- Your goal
Copy every entry precisely.

[Dataset records]
------------------------------
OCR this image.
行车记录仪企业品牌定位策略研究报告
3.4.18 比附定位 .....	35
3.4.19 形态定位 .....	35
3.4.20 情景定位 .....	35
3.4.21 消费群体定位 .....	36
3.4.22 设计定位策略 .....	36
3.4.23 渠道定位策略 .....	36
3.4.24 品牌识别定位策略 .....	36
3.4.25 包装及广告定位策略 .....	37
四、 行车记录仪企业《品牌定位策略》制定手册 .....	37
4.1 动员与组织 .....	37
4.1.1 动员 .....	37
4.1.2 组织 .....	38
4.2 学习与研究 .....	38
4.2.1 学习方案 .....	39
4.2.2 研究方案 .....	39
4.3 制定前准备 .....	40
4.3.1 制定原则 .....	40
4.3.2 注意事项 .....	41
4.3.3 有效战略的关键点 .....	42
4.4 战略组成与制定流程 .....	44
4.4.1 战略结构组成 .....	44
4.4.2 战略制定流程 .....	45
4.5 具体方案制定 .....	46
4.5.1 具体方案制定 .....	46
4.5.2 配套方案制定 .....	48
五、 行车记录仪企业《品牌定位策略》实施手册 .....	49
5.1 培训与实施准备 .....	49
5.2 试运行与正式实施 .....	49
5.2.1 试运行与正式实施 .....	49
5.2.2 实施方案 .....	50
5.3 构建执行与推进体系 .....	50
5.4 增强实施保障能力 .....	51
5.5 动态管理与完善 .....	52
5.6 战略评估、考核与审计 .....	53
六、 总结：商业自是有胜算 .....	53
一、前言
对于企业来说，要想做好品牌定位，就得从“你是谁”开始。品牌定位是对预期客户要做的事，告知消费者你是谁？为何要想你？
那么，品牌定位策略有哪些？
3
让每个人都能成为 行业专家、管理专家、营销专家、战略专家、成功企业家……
------------------------------
- Exercise answer
OCR this image.
行车记录仪企业品牌定位策略研究报告
3.4.18 比附定位 .....	35
3.4.19 形态定位 .....	35
3.4.20 情景定位 .....	35
3.4.21 消费群体定位 .....	36
3.4.22 设计定位策略 .....	36
3.4.23 渠道定位策略 .....	36
3.4.24 品牌识别定位策略 .....	36
3.4.25 包装及广告定位策略 .....	37
四、 行车记录仪企业《品牌定位策略》制定手册 .....	37
4.1 动员与组织 .....	37
4.1.1 动员 .....	37
4.1.2 组织 .....	38
4.2 学习与研究 .....	38
4.2.1 学习方案 .....	39
4.2.2 研究方案 .....	39
4.3 制定前准备 .....	40
4.3.1 制定原则 .....	40
4.3.2 注意事项 .....	41
4.3.3 有效战略的关键点 .....	42
4.4 战略组成与制定流程 .....	44
4.4.1 战略结构组成 .....	44
4.4.2 战略制定流程 .....	45
4.5 具体方案制定 .....	46
4.5.1 具体方案制定 .....	46
4.5.2 配套方案制定 .....	48
五、 行车记录仪企业《品牌定位策略》实施手册 .....	49
5.1 培训与实施准备 .....	49
5.2 试运行与正式实施 .....	49
5.2.1 试运行与正式实施 .....	49
5.2.2 实施方案 .....	50
5.3 构建执行与推进体系 .....	50
5.4 增强实施保障能力 .....	51
5.5 动态管理与完善 .....	52
5.6 战略评估、考核与审计 .....	53
六、 总结：商业自是有胜算 .....	53
一、前言
对于企业来说，要想做好品牌定位，就得从“你是谁”开始。品牌定位是对预期客户要做的事，告知消费者你是谁？为何要想你？
那么，品牌定位策略有哪些？
3
让每个人都能成为 行业专家、管理专家、营销专家、战略专家、成功企业家……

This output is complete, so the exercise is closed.